**To do**. Copy every record below, exactly as written.
▽
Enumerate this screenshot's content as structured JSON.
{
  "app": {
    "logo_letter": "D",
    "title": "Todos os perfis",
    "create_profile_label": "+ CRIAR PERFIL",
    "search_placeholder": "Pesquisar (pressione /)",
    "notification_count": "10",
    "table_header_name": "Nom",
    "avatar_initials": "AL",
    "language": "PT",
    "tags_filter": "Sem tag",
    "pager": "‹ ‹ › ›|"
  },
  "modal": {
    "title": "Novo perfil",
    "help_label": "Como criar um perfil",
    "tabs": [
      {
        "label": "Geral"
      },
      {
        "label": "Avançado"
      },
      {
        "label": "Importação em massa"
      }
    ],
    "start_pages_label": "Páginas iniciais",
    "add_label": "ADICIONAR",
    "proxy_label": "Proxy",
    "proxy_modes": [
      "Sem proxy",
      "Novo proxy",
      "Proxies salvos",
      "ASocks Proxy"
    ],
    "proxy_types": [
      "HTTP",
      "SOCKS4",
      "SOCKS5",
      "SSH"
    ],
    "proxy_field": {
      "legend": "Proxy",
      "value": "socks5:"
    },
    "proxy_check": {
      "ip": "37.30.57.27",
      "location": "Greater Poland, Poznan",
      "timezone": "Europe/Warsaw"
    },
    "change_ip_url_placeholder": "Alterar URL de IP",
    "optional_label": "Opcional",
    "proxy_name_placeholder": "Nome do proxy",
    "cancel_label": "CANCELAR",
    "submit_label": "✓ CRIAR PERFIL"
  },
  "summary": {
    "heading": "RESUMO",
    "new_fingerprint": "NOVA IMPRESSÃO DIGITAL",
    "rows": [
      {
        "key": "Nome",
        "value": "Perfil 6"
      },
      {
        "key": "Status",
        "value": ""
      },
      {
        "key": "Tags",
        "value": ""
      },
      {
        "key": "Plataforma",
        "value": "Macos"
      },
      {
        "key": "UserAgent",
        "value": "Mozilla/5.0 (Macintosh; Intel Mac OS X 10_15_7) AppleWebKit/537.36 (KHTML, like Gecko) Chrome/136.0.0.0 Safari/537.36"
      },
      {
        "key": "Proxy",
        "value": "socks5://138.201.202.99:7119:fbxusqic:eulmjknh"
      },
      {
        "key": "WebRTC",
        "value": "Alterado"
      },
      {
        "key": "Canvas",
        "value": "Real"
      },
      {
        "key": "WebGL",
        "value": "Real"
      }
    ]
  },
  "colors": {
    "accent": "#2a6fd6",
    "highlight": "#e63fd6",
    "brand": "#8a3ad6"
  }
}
△
**Final result**.
Enumerate this screenshot's content as structured JSON.
{
  "app": {
    "logo_letter": "D",
    "title": "Todos os perfis",
    "create_profile_label": "+ CRIAR PERFIL",
    "search_placeholder": "Pesquisar (pressione /)",
    "notification_count": "10",
    "table_header_name": "Nom",
    "avatar_initials": "AL",
    "language": "PT",
    "tags_filter": "Sem tag",
    "pager": "‹ ‹ › ›|"
  },
  "modal": {
    "title": "Novo perfil",
    "help_label": "Como criar um perfil",
    "tabs": [
      {
        "label": "Geral"
      },
      {
        "label": "Avançado"
      },
      {
        "label": "Importação em massa"
      }
    ],
    "start_pages_label": "Páginas iniciais",
    "add_label": "ADICIONAR",
    "proxy_label": "Proxy",
    "proxy_modes": [
      "Sem proxy",
      "Novo proxy",
      "Proxies salvos",
      "ASocks Proxy"
    ],
    "proxy_types": [
      "HTTP",
      "SOCKS4",
      "SOCKS5",
      "SSH"
    ],
    "proxy_field": {
      "legend": "Proxy",
      "value": "socks5:"
    },
    "proxy_check": {
      "ip": "37.30.57.27",
      "location": "Greater Poland, Poznan",
      "timezone": "Europe/Warsaw"
    },
    "change_ip_url_placeholder": "Alterar URL de IP",
    "optional_label": "Opcional",
    "proxy_name_placeholder": "Nome do proxy",
    "cancel_label": "CANCELAR",
    "submit_label": "✓ CRIAR PERFIL"
  },
  "summary": {
    "heading": "RESUMO",
    "new_fingerprint": "NOVA IMPRESSÃO DIGITAL",
    "rows": [
      {
        "key": "Nome",
        "value": "Perfil 6"
      },
      {
        "key": "Status",
        "value": ""
      },
      {
        "key": "Tags",
        "value": ""
      },
      {
        "key": "Plataforma",
        "value": "Macos"
      },
      {
        "key": "UserAgent",
        "value": "Mozilla/5.0 (Macintosh; Intel Mac OS X 10_15_7) AppleWebKit/537.36 (KHTML, like Gecko) Chrome/136.0.0.0 Safari/537.36"
      },
      {
        "key": "Proxy",
        "value": "socks5://138.201.202.99:7119:fbxusqic:eulmjknh"
      },
      {
        "key": "WebRTC",
        "value": "Alterado"
      },
      {
        "key": "Canvas",
        "value": "Real"
      },
      {
        "key": "WebGL",
        "value": "Real"
      }
    ]
  },
  "colors": {
    "accent": "#2a6fd6",
    "highlight": "#e63fd6",
    "brand": "#8a3ad6"
  }
}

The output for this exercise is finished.